== Provided data

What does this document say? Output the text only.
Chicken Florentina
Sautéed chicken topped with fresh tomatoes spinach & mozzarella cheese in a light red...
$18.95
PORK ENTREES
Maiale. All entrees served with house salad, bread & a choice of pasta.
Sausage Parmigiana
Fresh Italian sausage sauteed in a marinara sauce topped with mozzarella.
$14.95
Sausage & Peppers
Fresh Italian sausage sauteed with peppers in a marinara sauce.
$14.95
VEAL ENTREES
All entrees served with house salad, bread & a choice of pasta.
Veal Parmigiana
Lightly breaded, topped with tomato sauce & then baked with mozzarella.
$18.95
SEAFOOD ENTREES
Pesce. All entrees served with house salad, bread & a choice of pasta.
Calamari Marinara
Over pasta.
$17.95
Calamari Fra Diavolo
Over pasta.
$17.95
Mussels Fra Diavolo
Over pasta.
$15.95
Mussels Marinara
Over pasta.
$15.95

====
== Provided data

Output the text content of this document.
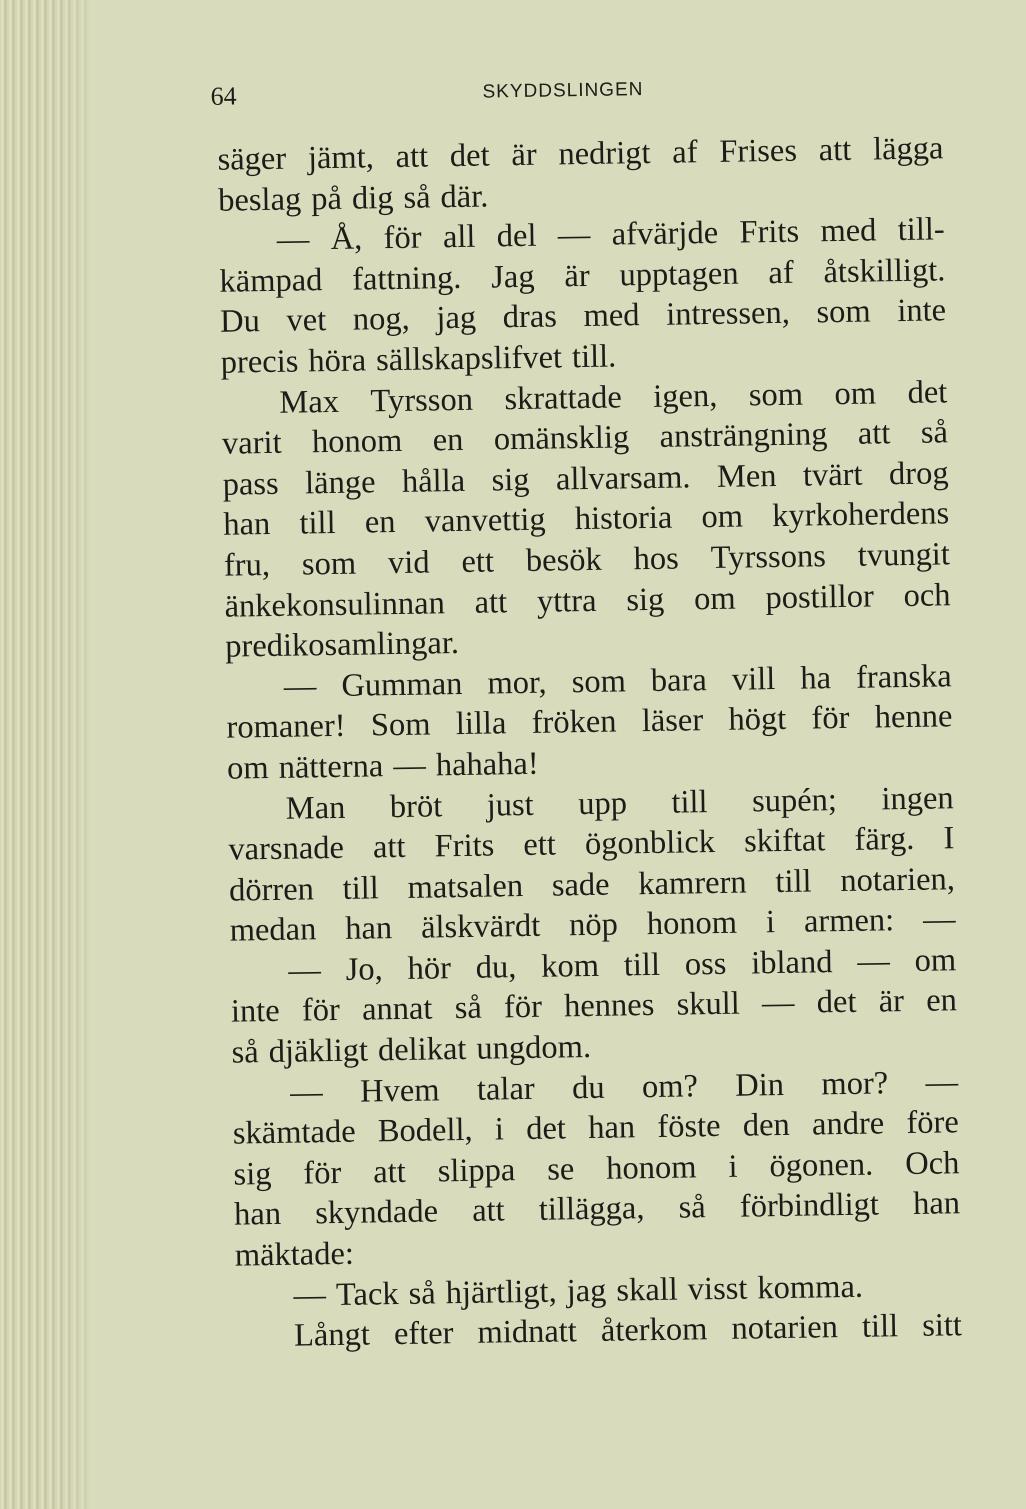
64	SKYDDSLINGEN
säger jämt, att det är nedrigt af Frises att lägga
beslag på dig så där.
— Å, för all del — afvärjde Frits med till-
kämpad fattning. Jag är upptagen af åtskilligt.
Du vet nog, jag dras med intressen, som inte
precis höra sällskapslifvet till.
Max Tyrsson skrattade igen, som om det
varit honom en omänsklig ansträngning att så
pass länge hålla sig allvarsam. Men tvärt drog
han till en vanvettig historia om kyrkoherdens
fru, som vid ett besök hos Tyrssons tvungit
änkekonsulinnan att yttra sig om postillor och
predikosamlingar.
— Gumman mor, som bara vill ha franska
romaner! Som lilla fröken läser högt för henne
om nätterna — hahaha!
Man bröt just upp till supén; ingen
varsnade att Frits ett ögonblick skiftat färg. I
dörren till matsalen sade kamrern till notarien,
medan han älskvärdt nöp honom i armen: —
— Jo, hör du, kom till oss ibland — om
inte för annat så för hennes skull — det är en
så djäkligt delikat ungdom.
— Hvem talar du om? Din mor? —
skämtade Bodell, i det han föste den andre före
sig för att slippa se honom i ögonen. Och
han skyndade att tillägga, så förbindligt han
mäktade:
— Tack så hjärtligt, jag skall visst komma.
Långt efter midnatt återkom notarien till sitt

====

What you have to do: Go through the listing above and list every line that has the word "Output".

Result for this task:
What does this document say? Output the text only.
Output the text content of this document.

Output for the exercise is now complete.